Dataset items
+ + + + + + +
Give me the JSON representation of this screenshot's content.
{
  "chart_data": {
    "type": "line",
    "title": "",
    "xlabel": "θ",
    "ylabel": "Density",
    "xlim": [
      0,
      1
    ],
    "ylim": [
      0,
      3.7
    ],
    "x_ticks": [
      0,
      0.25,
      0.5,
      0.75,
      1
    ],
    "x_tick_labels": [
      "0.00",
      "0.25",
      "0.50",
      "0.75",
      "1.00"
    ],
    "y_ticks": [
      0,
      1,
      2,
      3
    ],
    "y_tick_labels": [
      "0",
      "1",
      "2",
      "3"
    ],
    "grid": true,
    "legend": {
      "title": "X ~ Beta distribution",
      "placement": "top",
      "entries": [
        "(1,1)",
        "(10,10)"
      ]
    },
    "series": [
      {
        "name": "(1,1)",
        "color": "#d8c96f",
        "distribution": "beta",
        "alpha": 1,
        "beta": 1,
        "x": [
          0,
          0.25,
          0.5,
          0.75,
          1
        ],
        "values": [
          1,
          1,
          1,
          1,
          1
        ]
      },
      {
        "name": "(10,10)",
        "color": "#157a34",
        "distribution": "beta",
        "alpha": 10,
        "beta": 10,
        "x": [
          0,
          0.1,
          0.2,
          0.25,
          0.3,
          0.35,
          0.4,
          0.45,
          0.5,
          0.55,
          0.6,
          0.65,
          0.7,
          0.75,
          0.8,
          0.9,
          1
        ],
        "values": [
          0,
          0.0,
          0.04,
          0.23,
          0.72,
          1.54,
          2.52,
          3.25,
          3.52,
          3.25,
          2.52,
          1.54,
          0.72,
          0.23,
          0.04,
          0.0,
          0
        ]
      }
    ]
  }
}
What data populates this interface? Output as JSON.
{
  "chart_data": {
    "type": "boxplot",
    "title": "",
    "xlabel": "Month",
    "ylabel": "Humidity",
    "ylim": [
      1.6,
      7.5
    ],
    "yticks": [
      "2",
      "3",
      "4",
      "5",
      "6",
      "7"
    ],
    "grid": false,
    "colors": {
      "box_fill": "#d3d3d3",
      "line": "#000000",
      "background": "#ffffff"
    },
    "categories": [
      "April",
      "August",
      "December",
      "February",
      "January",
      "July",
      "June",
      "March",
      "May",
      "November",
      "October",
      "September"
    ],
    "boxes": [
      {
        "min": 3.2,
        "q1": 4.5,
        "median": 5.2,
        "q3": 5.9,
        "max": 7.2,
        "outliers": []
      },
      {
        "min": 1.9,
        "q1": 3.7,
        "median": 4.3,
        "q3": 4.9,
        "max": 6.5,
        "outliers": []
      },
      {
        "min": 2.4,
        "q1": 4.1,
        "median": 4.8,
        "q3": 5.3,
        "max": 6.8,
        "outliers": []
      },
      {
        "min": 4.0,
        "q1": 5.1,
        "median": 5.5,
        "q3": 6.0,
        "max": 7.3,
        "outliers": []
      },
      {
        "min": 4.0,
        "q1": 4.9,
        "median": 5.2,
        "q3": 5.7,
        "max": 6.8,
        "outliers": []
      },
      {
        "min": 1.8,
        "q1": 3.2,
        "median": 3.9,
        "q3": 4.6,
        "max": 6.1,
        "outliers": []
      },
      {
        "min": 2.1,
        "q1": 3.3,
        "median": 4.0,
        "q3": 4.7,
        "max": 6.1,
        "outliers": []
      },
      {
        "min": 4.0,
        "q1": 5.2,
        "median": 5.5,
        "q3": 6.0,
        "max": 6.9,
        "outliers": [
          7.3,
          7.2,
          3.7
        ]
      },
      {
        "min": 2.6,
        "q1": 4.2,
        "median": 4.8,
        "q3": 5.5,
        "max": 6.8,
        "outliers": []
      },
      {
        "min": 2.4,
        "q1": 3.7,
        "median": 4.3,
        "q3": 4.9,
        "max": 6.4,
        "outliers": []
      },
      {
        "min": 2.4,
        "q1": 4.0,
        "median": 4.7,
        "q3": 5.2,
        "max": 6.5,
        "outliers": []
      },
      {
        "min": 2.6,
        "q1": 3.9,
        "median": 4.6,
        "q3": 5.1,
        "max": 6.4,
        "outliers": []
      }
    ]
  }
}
+ + + + + + +
## BRIEF
Lines holding the word "this" in the entries above are the ones to pull out. Copy them all.

## RESULT OF THE TASK
Give me the JSON representation of this screenshot's content.
What data populates this interface? Output as JSON.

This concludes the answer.